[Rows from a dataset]

[Begin]

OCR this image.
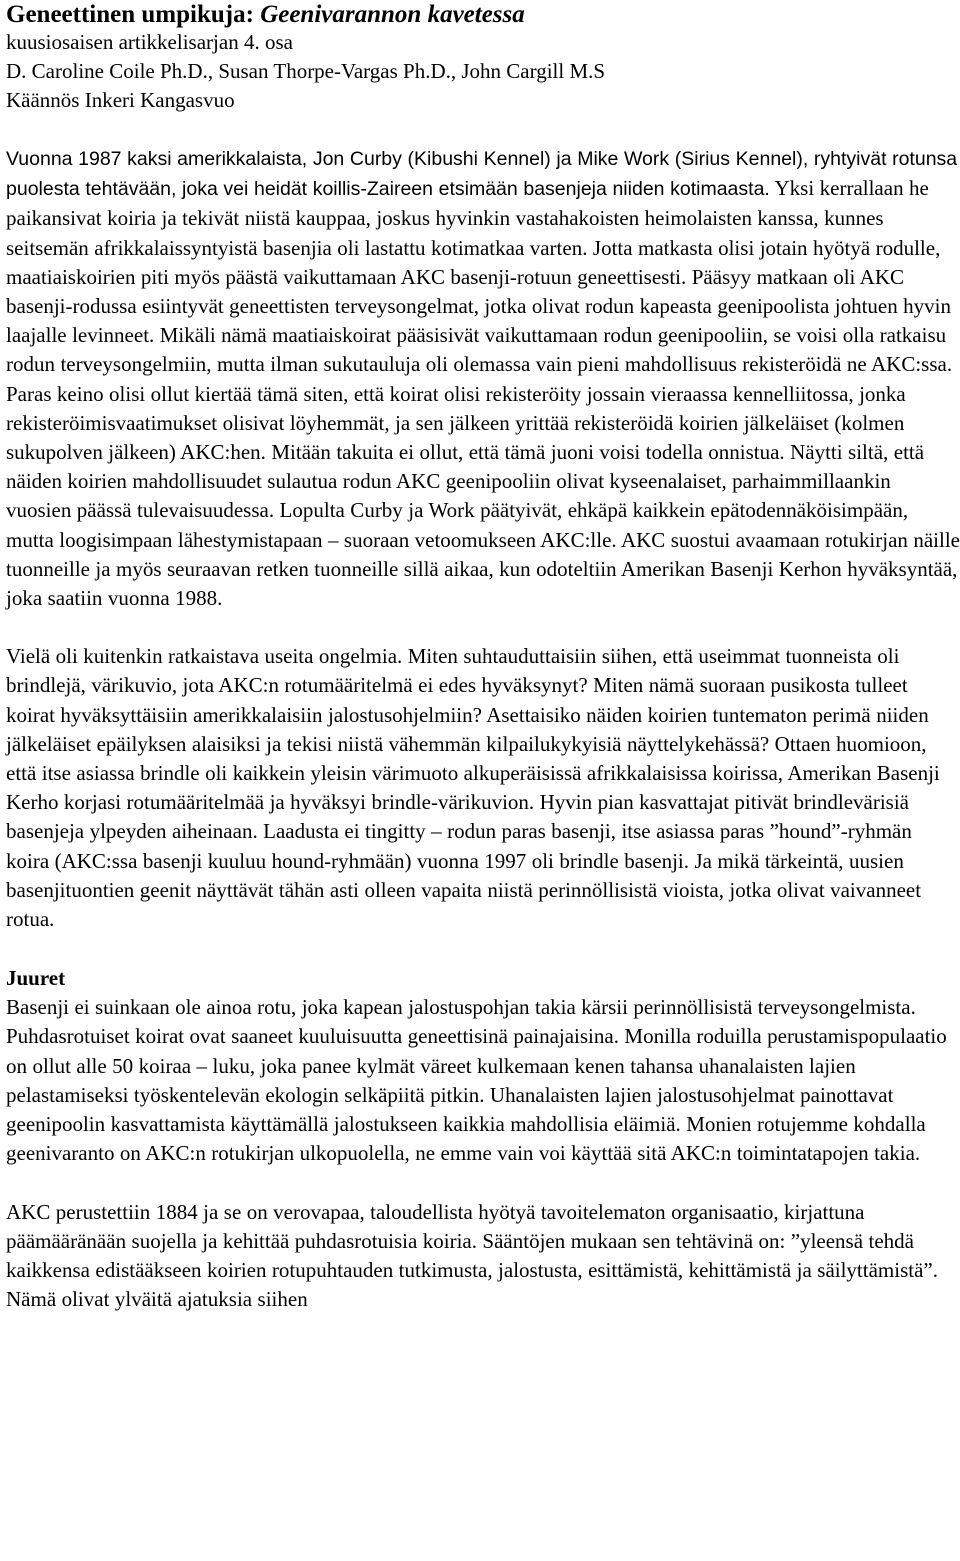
Geneettinen umpikuja: Geenivarannon kavetessa

kuusiosaisen artikkelisarjan 4. osa

D. Caroline Coile Ph.D., Susan Thorpe-Vargas Ph.D., John Cargill M.S

Käännös Inkeri Kangasvuo

Vuonna 1987 kaksi amerikkalaista, Jon Curby (Kibushi Kennel) ja Mike Work (Sirius Kennel), ryhtyivät rotunsa puolesta tehtävään, joka vei heidät koillis-Zaireen etsimään basenjeja niiden kotimaasta. Yksi kerrallaan he paikansivat koiria ja tekivät niistä kauppaa, joskus hyvinkin vastahakoisten heimolaisten kanssa, kunnes seitsemän afrikkalaissyntyistä basenjia oli lastattu kotimatkaa varten. Jotta matkasta olisi jotain hyötyä rodulle, maatiaiskoirien piti myös päästä vaikuttamaan AKC basenji-rotuun geneettisesti. Pääsyy matkaan oli AKC basenji-rodussa esiintyvät geneettisten terveysongelmat, jotka olivat rodun kapeasta geenipoolista johtuen hyvin laajalle levinneet. Mikäli nämä maatiaiskoirat pääsisivät vaikuttamaan rodun geenipooliin, se voisi olla ratkaisu rodun terveysongelmiin, mutta ilman sukutauluja oli olemassa vain pieni mahdollisuus rekisteröidä ne AKC:ssa. Paras keino olisi ollut kiertää tämä siten, että koirat olisi rekisteröity jossain vieraassa kennelliitossa, jonka rekisteröimisvaatimukset olisivat löyhemmät, ja sen jälkeen yrittää rekisteröidä koirien jälkeläiset (kolmen sukupolven jälkeen) AKC:hen. Mitään takuita ei ollut, että tämä juoni voisi todella onnistua. Näytti siltä, että näiden koirien mahdollisuudet sulautua rodun AKC geenipooliin olivat kyseenalaiset, parhaimmillaankin vuosien päässä tulevaisuudessa. Lopulta Curby ja Work päätyivät, ehkäpä kaikkein epätodennäköisimpään, mutta loogisimpaan lähestymistapaan – suoraan vetoomukseen AKC:lle. AKC suostui avaamaan rotukirjan näille tuonneille ja myös seuraavan retken tuonneille sillä aikaa, kun odoteltiin Amerikan Basenji Kerhon hyväksyntää, joka saatiin vuonna 1988.

Vielä oli kuitenkin ratkaistava useita ongelmia. Miten suhtauduttaisiin siihen, että useimmat tuonneista oli brindlejä, värikuvio, jota AKC:n rotumääritelmä ei edes hyväksynyt? Miten nämä suoraan pusikosta tulleet koirat hyväksyttäisiin amerikkalaisiin jalostusohjelmiin? Asettaisiko näiden koirien tuntematon perimä niiden jälkeläiset epäilyksen alaisiksi ja tekisi niistä vähemmän kilpailukykyisiä näyttelykehässä? Ottaen huomioon, että itse asiassa brindle oli kaikkein yleisin värimuoto alkuperäisissä afrikkalaisissa koirissa, Amerikan Basenji Kerho korjasi rotumääritelmää ja hyväksyi brindle-värikuvion. Hyvin pian kasvattajat pitivät brindlevärisiä basenjeja ylpeyden aiheinaan. Laadusta ei tingitty – rodun paras basenji, itse asiassa paras ”hound”-ryhmän koira (AKC:ssa basenji kuuluu hound-ryhmään) vuonna 1997 oli brindle basenji. Ja mikä tärkeintä, uusien basenjituontien geenit näyttävät tähän asti olleen vapaita niistä perinnöllisistä vioista, jotka olivat vaivanneet rotua.

Juuret

Basenji ei suinkaan ole ainoa rotu, joka kapean jalostuspohjan takia kärsii perinnöllisistä terveysongelmista. Puhdasrotuiset koirat ovat saaneet kuuluisuutta geneettisinä painajaisina. Monilla roduilla perustamispopulaatio on ollut alle 50 koiraa – luku, joka panee kylmät väreet kulkemaan kenen tahansa uhanalaisten lajien pelastamiseksi työskentelevän ekologin selkäpiitä pitkin. Uhanalaisten lajien jalostusohjelmat painottavat geenipoolin kasvattamista käyttämällä jalostukseen kaikkia mahdollisia eläimiä. Monien rotujemme kohdalla geenivaranto on AKC:n rotukirjan ulkopuolella, ne emme vain voi käyttää sitä AKC:n toimintatapojen takia.

AKC perustettiin 1884 ja se on verovapaa, taloudellista hyötyä tavoitelematon organisaatio, kirjattuna päämääränään suojella ja kehittää puhdasrotuisia koiria. Sääntöjen mukaan sen tehtävinä on: ”yleensä tehdä kaikkensa edistääkseen koirien rotupuhtauden tutkimusta, jalostusta, esittämistä, kehittämistä ja säilyttämistä”. Nämä olivat ylväitä ajatuksia siihen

[End]

## WHAT YOU WILL DO
Print out the lines exactly, skipping any picture.

## FINAL ANSWER
OCR this image.
Geneettinen umpikuja: Geenivarannon kavetessa

kuusiosaisen artikkelisarjan 4. osa

D. Caroline Coile Ph.D., Susan Thorpe-Vargas Ph.D., John Cargill M.S

Käännös Inkeri Kangasvuo

Vuonna 1987 kaksi amerikkalaista, Jon Curby (Kibushi Kennel) ja Mike Work (Sirius Kennel), ryhtyivät rotunsa puolesta tehtävään, joka vei heidät koillis-Zaireen etsimään basenjeja niiden kotimaasta. Yksi kerrallaan he paikansivat koiria ja tekivät niistä kauppaa, joskus hyvinkin vastahakoisten heimolaisten kanssa, kunnes seitsemän afrikkalaissyntyistä basenjia oli lastattu kotimatkaa varten. Jotta matkasta olisi jotain hyötyä rodulle, maatiaiskoirien piti myös päästä vaikuttamaan AKC basenji-rotuun geneettisesti. Pääsyy matkaan oli AKC basenji-rodussa esiintyvät geneettisten terveysongelmat, jotka olivat rodun kapeasta geenipoolista johtuen hyvin laajalle levinneet. Mikäli nämä maatiaiskoirat pääsisivät vaikuttamaan rodun geenipooliin, se voisi olla ratkaisu rodun terveysongelmiin, mutta ilman sukutauluja oli olemassa vain pieni mahdollisuus rekisteröidä ne AKC:ssa. Paras keino olisi ollut kiertää tämä siten, että koirat olisi rekisteröity jossain vieraassa kennelliitossa, jonka rekisteröimisvaatimukset olisivat löyhemmät, ja sen jälkeen yrittää rekisteröidä koirien jälkeläiset (kolmen sukupolven jälkeen) AKC:hen. Mitään takuita ei ollut, että tämä juoni voisi todella onnistua. Näytti siltä, että näiden koirien mahdollisuudet sulautua rodun AKC geenipooliin olivat kyseenalaiset, parhaimmillaankin vuosien päässä tulevaisuudessa. Lopulta Curby ja Work päätyivät, ehkäpä kaikkein epätodennäköisimpään, mutta loogisimpaan lähestymistapaan – suoraan vetoomukseen AKC:lle. AKC suostui avaamaan rotukirjan näille tuonneille ja myös seuraavan retken tuonneille sillä aikaa, kun odoteltiin Amerikan Basenji Kerhon hyväksyntää, joka saatiin vuonna 1988.

Vielä oli kuitenkin ratkaistava useita ongelmia. Miten suhtauduttaisiin siihen, että useimmat tuonneista oli brindlejä, värikuvio, jota AKC:n rotumääritelmä ei edes hyväksynyt? Miten nämä suoraan pusikosta tulleet koirat hyväksyttäisiin amerikkalaisiin jalostusohjelmiin? Asettaisiko näiden koirien tuntematon perimä niiden jälkeläiset epäilyksen alaisiksi ja tekisi niistä vähemmän kilpailukykyisiä näyttelykehässä? Ottaen huomioon, että itse asiassa brindle oli kaikkein yleisin värimuoto alkuperäisissä afrikkalaisissa koirissa, Amerikan Basenji Kerho korjasi rotumääritelmää ja hyväksyi brindle-värikuvion. Hyvin pian kasvattajat pitivät brindlevärisiä basenjeja ylpeyden aiheinaan. Laadusta ei tingitty – rodun paras basenji, itse asiassa paras ”hound”-ryhmän koira (AKC:ssa basenji kuuluu hound-ryhmään) vuonna 1997 oli brindle basenji. Ja mikä tärkeintä, uusien basenjituontien geenit näyttävät tähän asti olleen vapaita niistä perinnöllisistä vioista, jotka olivat vaivanneet rotua.

Juuret

Basenji ei suinkaan ole ainoa rotu, joka kapean jalostuspohjan takia kärsii perinnöllisistä terveysongelmista. Puhdasrotuiset koirat ovat saaneet kuuluisuutta geneettisinä painajaisina. Monilla roduilla perustamispopulaatio on ollut alle 50 koiraa – luku, joka panee kylmät väreet kulkemaan kenen tahansa uhanalaisten lajien pelastamiseksi työskentelevän ekologin selkäpiitä pitkin. Uhanalaisten lajien jalostusohjelmat painottavat geenipoolin kasvattamista käyttämällä jalostukseen kaikkia mahdollisia eläimiä. Monien rotujemme kohdalla geenivaranto on AKC:n rotukirjan ulkopuolella, ne emme vain voi käyttää sitä AKC:n toimintatapojen takia.

AKC perustettiin 1884 ja se on verovapaa, taloudellista hyötyä tavoitelematon organisaatio, kirjattuna päämääränään suojella ja kehittää puhdasrotuisia koiria. Sääntöjen mukaan sen tehtävinä on: ”yleensä tehdä kaikkensa edistääkseen koirien rotupuhtauden tutkimusta, jalostusta, esittämistä, kehittämistä ja säilyttämistä”. Nämä olivat ylväitä ajatuksia siihen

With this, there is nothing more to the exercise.